[Dataset excerpts]
((
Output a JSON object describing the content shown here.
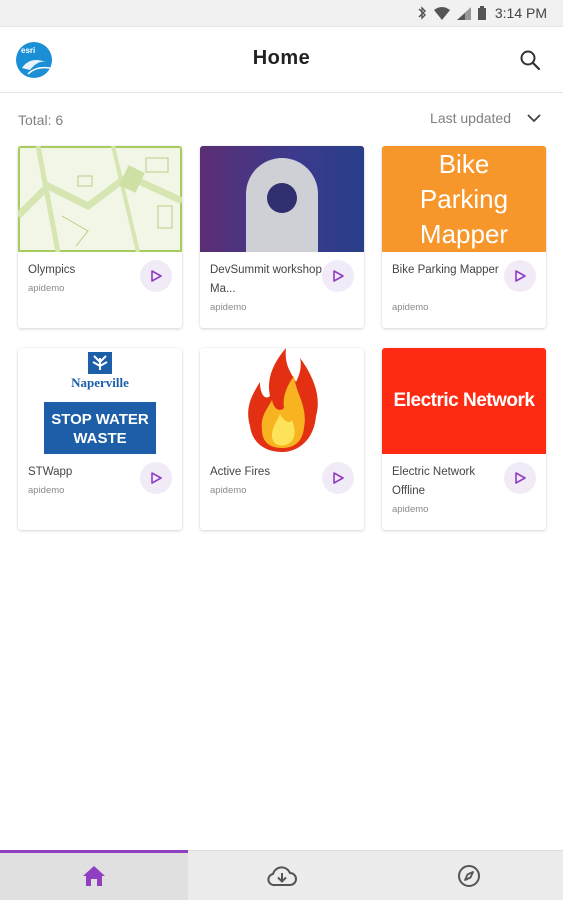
{
  "status": {
    "time": "3:14 PM"
  },
  "header": {
    "title": "Home",
    "logo_text": "esri"
  },
  "toolbar": {
    "total": "Total: 6",
    "sort": "Last updated"
  },
  "apps": [
    {
      "title": "Olympics",
      "owner": "apidemo"
    },
    {
      "title": "DevSummit workshop Ma...",
      "owner": "apidemo"
    },
    {
      "title": "Bike Parking Mapper",
      "owner": "apidemo",
      "thumb_text": [
        "Bike",
        "Parking",
        "Mapper"
      ]
    },
    {
      "title": "STWapp",
      "owner": "apidemo",
      "thumb_text": [
        "Naperville",
        "STOP WATER",
        "WASTE"
      ]
    },
    {
      "title": "Active Fires",
      "owner": "apidemo"
    },
    {
      "title": "Electric Network Offline",
      "owner": "apidemo",
      "thumb_text": [
        "Electric Network"
      ]
    }
  ],
  "nav": {
    "items": [
      "home-icon",
      "cloud-download-icon",
      "compass-icon"
    ]
  },
  "colors": {
    "accent": "#8f3fbf",
    "bike": "#f6962b",
    "electric": "#ff2a12",
    "devsummit": "#4b3a8a"
  }
}
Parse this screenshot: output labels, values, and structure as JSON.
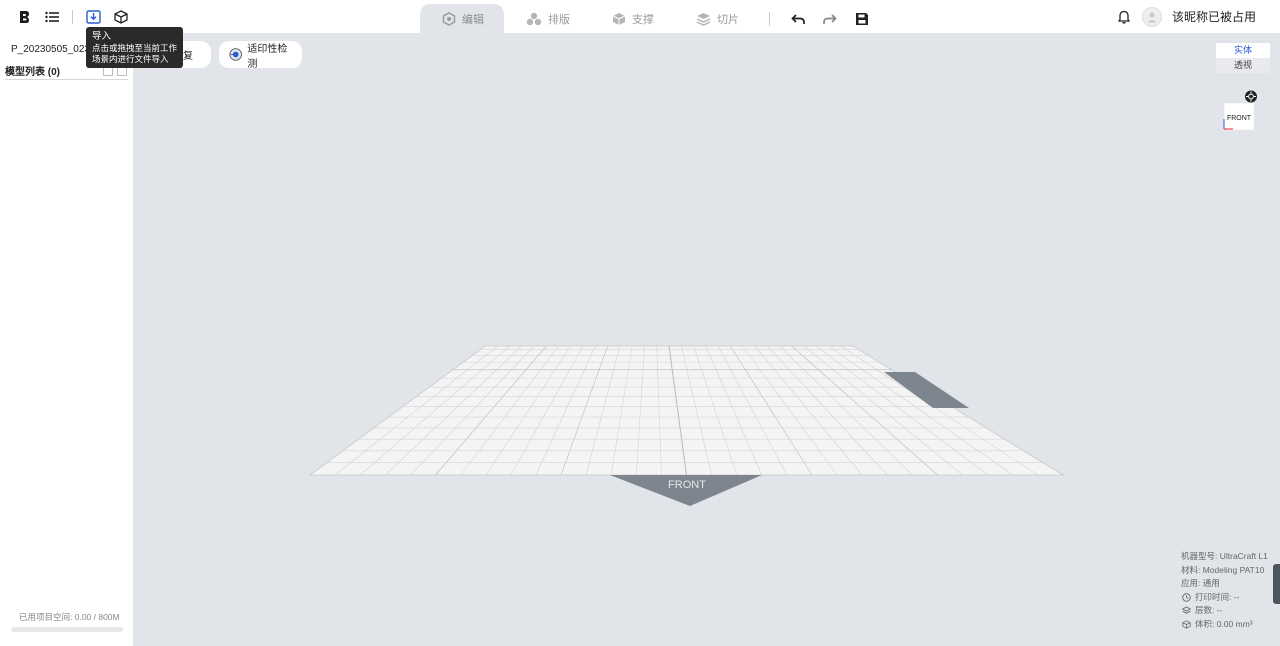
{
  "topbar": {
    "tabs": [
      {
        "label": "编辑",
        "icon": "edit-hexagon-icon"
      },
      {
        "label": "排版",
        "icon": "layout-spheres-icon"
      },
      {
        "label": "支撑",
        "icon": "support-cube-icon"
      },
      {
        "label": "切片",
        "icon": "slice-layers-icon"
      }
    ],
    "username": "该昵称已被占用"
  },
  "tooltip": {
    "title": "导入",
    "line1": "点击或拖拽至当前工作",
    "line2": "场景内进行文件导入"
  },
  "sidebar": {
    "project_name": "P_20230505_0230",
    "model_list_title": "模型列表 (0)",
    "storage_text": "已用项目空间: 0.00 / 800M",
    "storage_used_fraction": 0
  },
  "viewport": {
    "repair_label": "修复",
    "printability_label": "适印性检测",
    "view_solid": "实体",
    "view_perspective": "透视",
    "cube_face": "FRONT",
    "plate_front": "FRONT",
    "info": {
      "machine": "机器型号:  UltraCraft L1",
      "material": "材料:  Modeling PAT10",
      "application": "应用:  通用",
      "print_time": "打印时间: --",
      "layers": "层数: --",
      "volume": "体积: 0.00 mm³"
    }
  },
  "colors": {
    "viewport_bg": "#e1e5ea",
    "accent": "#2b5bd7",
    "plate_grid": "#f4f4f4",
    "plate_tag": "#7d868f"
  }
}
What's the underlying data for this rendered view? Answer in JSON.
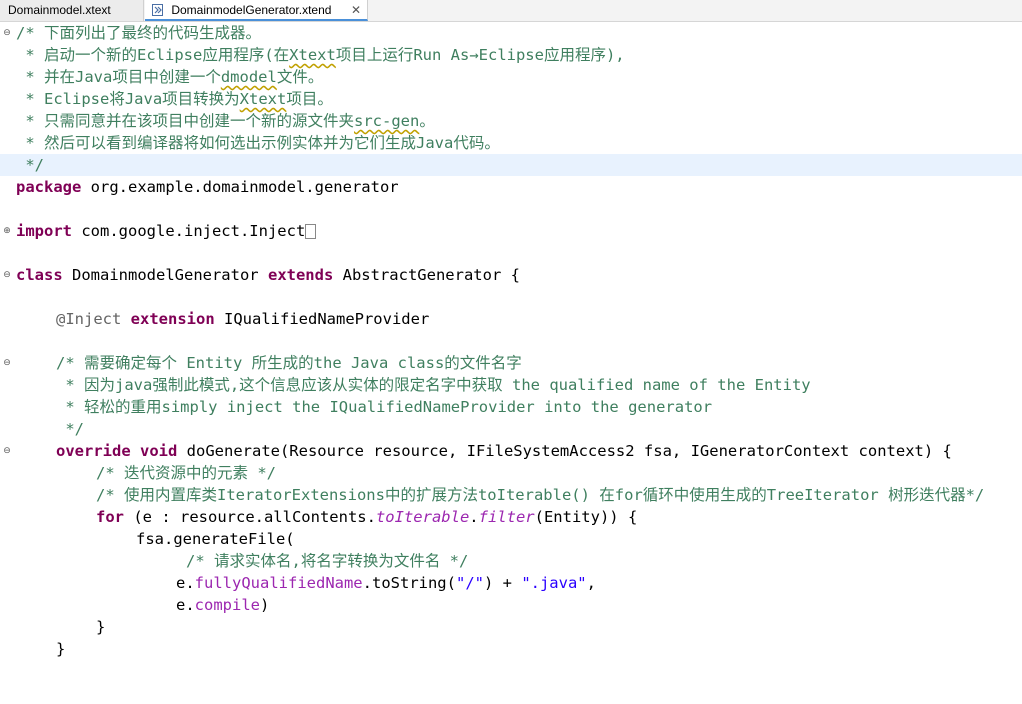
{
  "tabs": [
    {
      "label": "Domainmodel.xtext",
      "active": false
    },
    {
      "label": "DomainmodelGenerator.xtend",
      "active": true,
      "close": "✕"
    }
  ],
  "code": {
    "l1": "/* 下面列出了最终的代码生成器。",
    "l2a": " * 启动一个新的Eclipse应用程序(在",
    "l2b": "Xtext",
    "l2c": "项目上运行Run As→Eclipse应用程序),",
    "l3a": " * 并在Java项目中创建一个",
    "l3b": "dmodel",
    "l3c": "文件。",
    "l4a": " * Eclipse将Java项目转换为",
    "l4b": "Xtext",
    "l4c": "项目。",
    "l5a": " * 只需同意并在该项目中创建一个新的源文件夹",
    "l5b": "src-gen",
    "l5c": "。",
    "l6": " * 然后可以看到编译器将如何选出示例实体并为它们生成Java代码。",
    "l7": " */",
    "pkg_kw": "package",
    "pkg_name": " org.example.domainmodel.generator",
    "imp_kw": "import",
    "imp_name": " com.google.inject.Inject",
    "class_kw": "class",
    "class_name": " DomainmodelGenerator ",
    "extends_kw": "extends",
    "super_name": " AbstractGenerator {",
    "inject_ann": "@Inject",
    "extension_kw": "extension",
    "inject_type": " IQualifiedNameProvider",
    "c2_1": "/* 需要确定每个 Entity 所生成的the Java class的文件名字",
    "c2_2": " * 因为java强制此模式,这个信息应该从实体的限定名字中获取 the qualified name of the Entity",
    "c2_3": " * 轻松的重用simply inject the IQualifiedNameProvider into the generator",
    "c2_4": " */",
    "override_kw": "override",
    "void_kw": "void",
    "method_sig": " doGenerate(Resource resource, IFileSystemAccess2 fsa, IGeneratorContext context) {",
    "c3": "/* 迭代资源中的元素 */",
    "c4": "/* 使用内置库类IteratorExtensions中的扩展方法toIterable() 在for循环中使用生成的TreeIterator 树形迭代器*/",
    "for_kw": "for",
    "for_a": " (e : resource.allContents.",
    "for_toIterable": "toIterable",
    "for_dot": ".",
    "for_filter": "filter",
    "for_b": "(Entity)) {",
    "gen_call": "fsa.generateFile(",
    "c5": "/* 请求实体名,将名字转换为文件名 */",
    "e_dot": "e.",
    "fqn": "fullyQualifiedName",
    "tostr": ".toString(",
    "str_slash": "\"/\"",
    "plus": ") + ",
    "str_java": "\".java\"",
    "comma": ",",
    "e_dot2": "e.",
    "compile": "compile",
    "close_paren": ")",
    "brace": "}",
    "brace2": "}"
  },
  "fold_icons": {
    "minus": "⊖",
    "plus": "⊕"
  }
}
))
▶ [Task to carry out]
Extract every line of the data exactly; pictures stay out.

▶ [Answer]
Output a JSON object describing the content shown here.
{
  "status": {
    "time": "3:14 PM"
  },
  "header": {
    "title": "Home",
    "logo_text": "esri"
  },
  "toolbar": {
    "total": "Total: 6",
    "sort": "Last updated"
  },
  "apps": [
    {
      "title": "Olympics",
      "owner": "apidemo"
    },
    {
      "title": "DevSummit workshop Ma...",
      "owner": "apidemo"
    },
    {
      "title": "Bike Parking Mapper",
      "owner": "apidemo",
      "thumb_text": [
        "Bike",
        "Parking",
        "Mapper"
      ]
    },
    {
      "title": "STWapp",
      "owner": "apidemo",
      "thumb_text": [
        "Naperville",
        "STOP WATER",
        "WASTE"
      ]
    },
    {
      "title": "Active Fires",
      "owner": "apidemo"
    },
    {
      "title": "Electric Network Offline",
      "owner": "apidemo",
      "thumb_text": [
        "Electric Network"
      ]
    }
  ],
  "nav": {
    "items": [
      "home-icon",
      "cloud-download-icon",
      "compass-icon"
    ]
  },
  "colors": {
    "accent": "#8f3fbf",
    "bike": "#f6962b",
    "electric": "#ff2a12",
    "devsummit": "#4b3a8a"
  }
}
Parse this screenshot: output labels, values, and structure as JSON.
{
  "topbar": {
    "tabs": [
      {
        "label": "编辑",
        "icon": "edit-hexagon-icon"
      },
      {
        "label": "排版",
        "icon": "layout-spheres-icon"
      },
      {
        "label": "支撑",
        "icon": "support-cube-icon"
      },
      {
        "label": "切片",
        "icon": "slice-layers-icon"
      }
    ],
    "username": "该昵称已被占用"
  },
  "tooltip": {
    "title": "导入",
    "line1": "点击或拖拽至当前工作",
    "line2": "场景内进行文件导入"
  },
  "sidebar": {
    "project_name": "P_20230505_0230",
    "model_list_title": "模型列表 (0)",
    "storage_text": "已用项目空间: 0.00 / 800M",
    "storage_used_fraction": 0
  },
  "viewport": {
    "repair_label": "修复",
    "printability_label": "适印性检测",
    "view_solid": "实体",
    "view_perspective": "透视",
    "cube_face": "FRONT",
    "plate_front": "FRONT",
    "info": {
      "machine": "机器型号:  UltraCraft L1",
      "material": "材料:  Modeling PAT10",
      "application": "应用:  通用",
      "print_time": "打印时间: --",
      "layers": "层数: --",
      "volume": "体积: 0.00 mm³"
    }
  },
  "colors": {
    "viewport_bg": "#e1e5ea",
    "accent": "#2b5bd7",
    "plate_grid": "#f4f4f4",
    "plate_tag": "#7d868f"
  }
}
What's the underlying data for this rendered view? Answer in JSON.
{
  "tabs": [
    {
      "label": "Domainmodel.xtext",
      "active": false
    },
    {
      "label": "DomainmodelGenerator.xtend",
      "active": true,
      "close": "✕"
    }
  ],
  "code": {
    "l1": "/* 下面列出了最终的代码生成器。",
    "l2a": " * 启动一个新的Eclipse应用程序(在",
    "l2b": "Xtext",
    "l2c": "项目上运行Run As→Eclipse应用程序),",
    "l3a": " * 并在Java项目中创建一个",
    "l3b": "dmodel",
    "l3c": "文件。",
    "l4a": " * Eclipse将Java项目转换为",
    "l4b": "Xtext",
    "l4c": "项目。",
    "l5a": " * 只需同意并在该项目中创建一个新的源文件夹",
    "l5b": "src-gen",
    "l5c": "。",
    "l6": " * 然后可以看到编译器将如何选出示例实体并为它们生成Java代码。",
    "l7": " */",
    "pkg_kw": "package",
    "pkg_name": " org.example.domainmodel.generator",
    "imp_kw": "import",
    "imp_name": " com.google.inject.Inject",
    "class_kw": "class",
    "class_name": " DomainmodelGenerator ",
    "extends_kw": "extends",
    "super_name": " AbstractGenerator {",
    "inject_ann": "@Inject",
    "extension_kw": "extension",
    "inject_type": " IQualifiedNameProvider",
    "c2_1": "/* 需要确定每个 Entity 所生成的the Java class的文件名字",
    "c2_2": " * 因为java强制此模式,这个信息应该从实体的限定名字中获取 the qualified name of the Entity",
    "c2_3": " * 轻松的重用simply inject the IQualifiedNameProvider into the generator",
    "c2_4": " */",
    "override_kw": "override",
    "void_kw": "void",
    "method_sig": " doGenerate(Resource resource, IFileSystemAccess2 fsa, IGeneratorContext context) {",
    "c3": "/* 迭代资源中的元素 */",
    "c4": "/* 使用内置库类IteratorExtensions中的扩展方法toIterable() 在for循环中使用生成的TreeIterator 树形迭代器*/",
    "for_kw": "for",
    "for_a": " (e : resource.allContents.",
    "for_toIterable": "toIterable",
    "for_dot": ".",
    "for_filter": "filter",
    "for_b": "(Entity)) {",
    "gen_call": "fsa.generateFile(",
    "c5": "/* 请求实体名,将名字转换为文件名 */",
    "e_dot": "e.",
    "fqn": "fullyQualifiedName",
    "tostr": ".toString(",
    "str_slash": "\"/\"",
    "plus": ") + ",
    "str_java": "\".java\"",
    "comma": ",",
    "e_dot2": "e.",
    "compile": "compile",
    "close_paren": ")",
    "brace": "}",
    "brace2": "}"
  },
  "fold_icons": {
    "minus": "⊖",
    "plus": "⊕"
  }
}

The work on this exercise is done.